#### Input material

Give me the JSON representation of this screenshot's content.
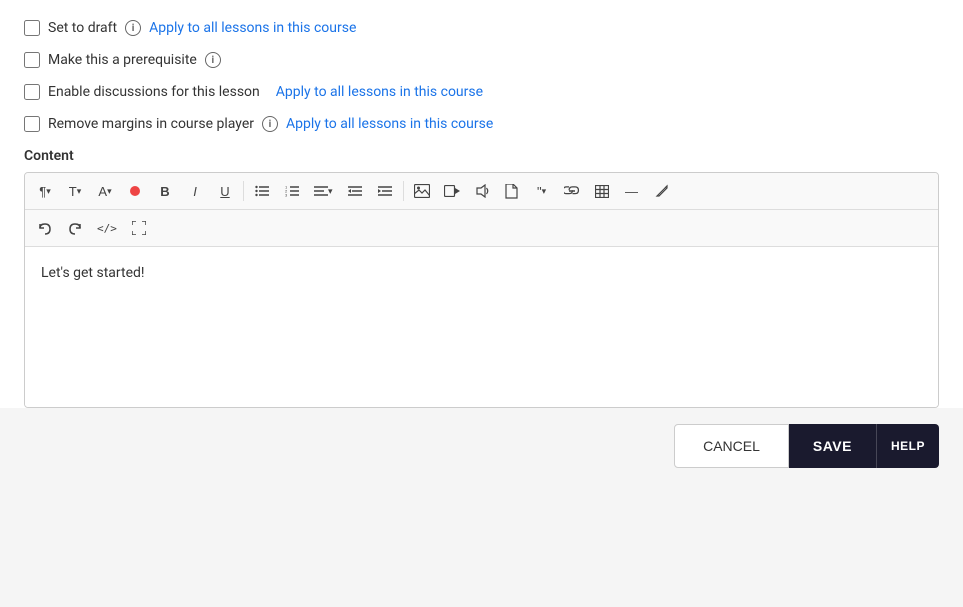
{
  "checkboxes": {
    "set_to_draft": {
      "label": "Set to draft",
      "apply_link": "Apply to all lessons in this course",
      "checked": false
    },
    "make_prerequisite": {
      "label": "Make this a prerequisite",
      "checked": false
    },
    "enable_discussions": {
      "label": "Enable discussions for this lesson",
      "apply_link": "Apply to all lessons in this course",
      "checked": false
    },
    "remove_margins": {
      "label": "Remove margins in course player",
      "apply_link": "Apply to all lessons in this course",
      "checked": false
    }
  },
  "content": {
    "label": "Content",
    "editor_text": "Let's get started!"
  },
  "toolbar": {
    "row1": [
      {
        "id": "paragraph",
        "label": "¶▾"
      },
      {
        "id": "text-size",
        "label": "T↕▾"
      },
      {
        "id": "font-color",
        "label": "A▾"
      },
      {
        "id": "highlight",
        "label": "◉"
      },
      {
        "id": "bold",
        "label": "B"
      },
      {
        "id": "italic",
        "label": "I"
      },
      {
        "id": "underline",
        "label": "U"
      },
      {
        "id": "bullet-list",
        "label": "≡"
      },
      {
        "id": "ordered-list",
        "label": "1≡"
      },
      {
        "id": "align",
        "label": "≡▾"
      },
      {
        "id": "outdent",
        "label": "⇤"
      },
      {
        "id": "indent",
        "label": "⇥"
      },
      {
        "id": "image",
        "label": "🖼"
      },
      {
        "id": "video",
        "label": "▶"
      },
      {
        "id": "audio",
        "label": "♪"
      },
      {
        "id": "file",
        "label": "📄"
      },
      {
        "id": "blockquote",
        "label": "❝▾"
      },
      {
        "id": "link",
        "label": "🔗"
      },
      {
        "id": "table",
        "label": "⊞"
      },
      {
        "id": "horizontal-rule",
        "label": "—"
      },
      {
        "id": "pen",
        "label": "✏"
      }
    ],
    "row2": [
      {
        "id": "undo",
        "label": "↺"
      },
      {
        "id": "redo",
        "label": "↻"
      },
      {
        "id": "code",
        "label": "</>"
      },
      {
        "id": "fullscreen",
        "label": "⛶"
      }
    ]
  },
  "buttons": {
    "cancel": "CANCEL",
    "save": "SAVE",
    "help": "HELP"
  }
}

#### Exercise
Give an exact reproduction of every line, leaving out any picture.

#### Result
Give me the JSON representation of this screenshot's content.
{
  "checkboxes": {
    "set_to_draft": {
      "label": "Set to draft",
      "apply_link": "Apply to all lessons in this course",
      "checked": false
    },
    "make_prerequisite": {
      "label": "Make this a prerequisite",
      "checked": false
    },
    "enable_discussions": {
      "label": "Enable discussions for this lesson",
      "apply_link": "Apply to all lessons in this course",
      "checked": false
    },
    "remove_margins": {
      "label": "Remove margins in course player",
      "apply_link": "Apply to all lessons in this course",
      "checked": false
    }
  },
  "content": {
    "label": "Content",
    "editor_text": "Let's get started!"
  },
  "toolbar": {
    "row1": [
      {
        "id": "paragraph",
        "label": "¶▾"
      },
      {
        "id": "text-size",
        "label": "T↕▾"
      },
      {
        "id": "font-color",
        "label": "A▾"
      },
      {
        "id": "highlight",
        "label": "◉"
      },
      {
        "id": "bold",
        "label": "B"
      },
      {
        "id": "italic",
        "label": "I"
      },
      {
        "id": "underline",
        "label": "U"
      },
      {
        "id": "bullet-list",
        "label": "≡"
      },
      {
        "id": "ordered-list",
        "label": "1≡"
      },
      {
        "id": "align",
        "label": "≡▾"
      },
      {
        "id": "outdent",
        "label": "⇤"
      },
      {
        "id": "indent",
        "label": "⇥"
      },
      {
        "id": "image",
        "label": "🖼"
      },
      {
        "id": "video",
        "label": "▶"
      },
      {
        "id": "audio",
        "label": "♪"
      },
      {
        "id": "file",
        "label": "📄"
      },
      {
        "id": "blockquote",
        "label": "❝▾"
      },
      {
        "id": "link",
        "label": "🔗"
      },
      {
        "id": "table",
        "label": "⊞"
      },
      {
        "id": "horizontal-rule",
        "label": "—"
      },
      {
        "id": "pen",
        "label": "✏"
      }
    ],
    "row2": [
      {
        "id": "undo",
        "label": "↺"
      },
      {
        "id": "redo",
        "label": "↻"
      },
      {
        "id": "code",
        "label": "</>"
      },
      {
        "id": "fullscreen",
        "label": "⛶"
      }
    ]
  },
  "buttons": {
    "cancel": "CANCEL",
    "save": "SAVE",
    "help": "HELP"
  }
}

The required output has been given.